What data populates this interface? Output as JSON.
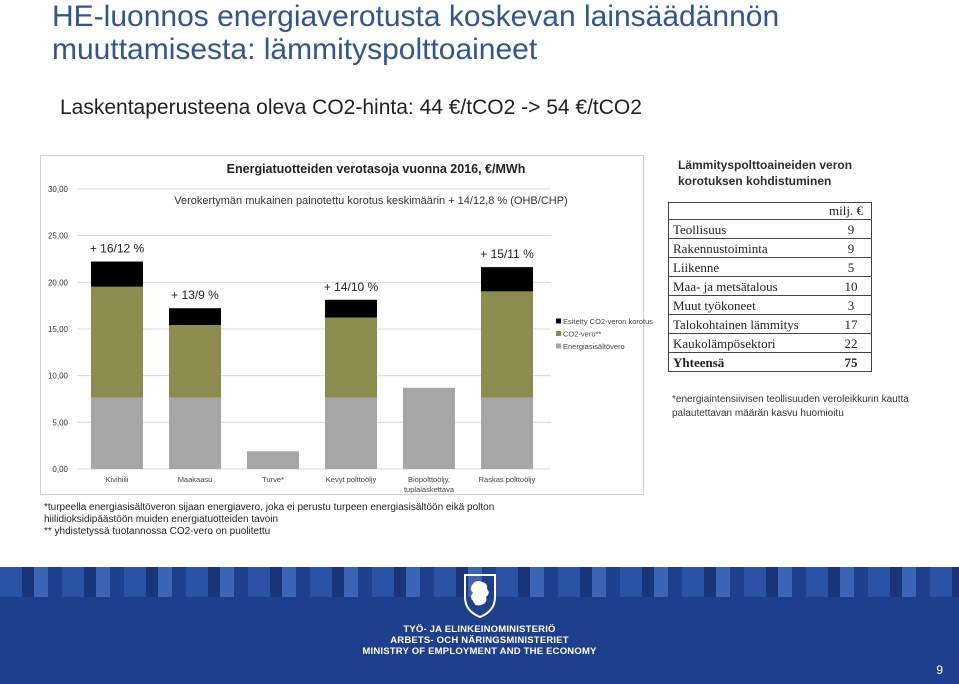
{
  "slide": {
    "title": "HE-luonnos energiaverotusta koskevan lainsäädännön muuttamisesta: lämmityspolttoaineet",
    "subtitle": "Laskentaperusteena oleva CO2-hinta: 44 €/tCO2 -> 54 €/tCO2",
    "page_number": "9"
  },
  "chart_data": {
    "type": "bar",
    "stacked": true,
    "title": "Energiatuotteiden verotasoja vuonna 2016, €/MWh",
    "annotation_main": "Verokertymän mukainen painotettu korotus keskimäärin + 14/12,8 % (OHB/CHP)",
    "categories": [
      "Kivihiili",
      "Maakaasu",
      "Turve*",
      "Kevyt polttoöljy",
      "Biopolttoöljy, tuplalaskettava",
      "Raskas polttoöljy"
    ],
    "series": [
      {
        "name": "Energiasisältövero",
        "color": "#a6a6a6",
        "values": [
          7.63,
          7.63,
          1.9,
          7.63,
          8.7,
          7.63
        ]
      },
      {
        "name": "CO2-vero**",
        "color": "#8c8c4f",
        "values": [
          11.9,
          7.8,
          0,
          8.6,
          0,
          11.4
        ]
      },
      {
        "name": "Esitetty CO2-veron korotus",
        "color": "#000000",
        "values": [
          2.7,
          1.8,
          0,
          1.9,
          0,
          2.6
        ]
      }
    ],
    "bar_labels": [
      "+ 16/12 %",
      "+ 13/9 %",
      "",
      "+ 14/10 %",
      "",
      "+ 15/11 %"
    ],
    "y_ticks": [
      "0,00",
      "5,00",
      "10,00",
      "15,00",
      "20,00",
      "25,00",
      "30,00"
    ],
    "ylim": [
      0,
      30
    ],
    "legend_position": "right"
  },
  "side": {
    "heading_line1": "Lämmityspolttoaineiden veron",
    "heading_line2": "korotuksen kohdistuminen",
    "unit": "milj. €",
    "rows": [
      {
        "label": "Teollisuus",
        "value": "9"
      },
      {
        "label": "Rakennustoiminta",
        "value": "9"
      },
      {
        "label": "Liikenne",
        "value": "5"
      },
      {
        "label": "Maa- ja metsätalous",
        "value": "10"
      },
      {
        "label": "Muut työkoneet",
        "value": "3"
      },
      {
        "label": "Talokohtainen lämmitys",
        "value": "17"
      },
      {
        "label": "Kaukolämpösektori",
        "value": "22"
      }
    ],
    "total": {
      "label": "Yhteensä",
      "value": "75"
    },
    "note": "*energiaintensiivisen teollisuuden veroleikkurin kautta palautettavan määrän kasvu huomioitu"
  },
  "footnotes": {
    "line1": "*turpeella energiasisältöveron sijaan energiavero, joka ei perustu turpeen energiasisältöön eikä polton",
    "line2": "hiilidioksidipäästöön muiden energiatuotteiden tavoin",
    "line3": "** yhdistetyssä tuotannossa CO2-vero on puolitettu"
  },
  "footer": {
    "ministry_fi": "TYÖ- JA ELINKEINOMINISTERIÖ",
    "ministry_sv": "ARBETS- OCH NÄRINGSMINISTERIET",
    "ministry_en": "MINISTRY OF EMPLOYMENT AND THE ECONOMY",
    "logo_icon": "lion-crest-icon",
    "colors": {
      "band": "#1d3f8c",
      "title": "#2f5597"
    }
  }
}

····················

Instructions for the task — Each line containing the word "korotus" counts once; report the total alone.

Exercise answer — 2